Would you transcribe all of the data exactly, down to the last character?

Dataset entries:
---------------

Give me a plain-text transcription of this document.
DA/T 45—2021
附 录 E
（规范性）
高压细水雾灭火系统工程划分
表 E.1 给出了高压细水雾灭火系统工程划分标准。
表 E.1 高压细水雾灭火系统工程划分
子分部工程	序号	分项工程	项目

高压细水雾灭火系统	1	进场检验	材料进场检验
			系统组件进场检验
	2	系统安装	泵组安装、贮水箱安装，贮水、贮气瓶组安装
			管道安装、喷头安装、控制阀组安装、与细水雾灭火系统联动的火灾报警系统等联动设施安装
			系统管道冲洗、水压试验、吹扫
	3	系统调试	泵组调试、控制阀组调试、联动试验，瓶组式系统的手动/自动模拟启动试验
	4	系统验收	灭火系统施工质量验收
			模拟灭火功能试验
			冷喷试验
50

---------------

▶ **SOLUTION TO THE EXERCISE**
Give me a plain-text transcription of this document.
DA/T 45—2021
附 录 E
（规范性）
高压细水雾灭火系统工程划分
表 E.1 给出了高压细水雾灭火系统工程划分标准。
表 E.1 高压细水雾灭火系统工程划分
子分部工程	序号	分项工程	项目

高压细水雾灭火系统	1	进场检验	材料进场检验
			系统组件进场检验
	2	系统安装	泵组安装、贮水箱安装，贮水、贮气瓶组安装
			管道安装、喷头安装、控制阀组安装、与细水雾灭火系统联动的火灾报警系统等联动设施安装
			系统管道冲洗、水压试验、吹扫
	3	系统调试	泵组调试、控制阀组调试、联动试验，瓶组式系统的手动/自动模拟启动试验
	4	系统验收	灭火系统施工质量验收
			模拟灭火功能试验
			冷喷试验
50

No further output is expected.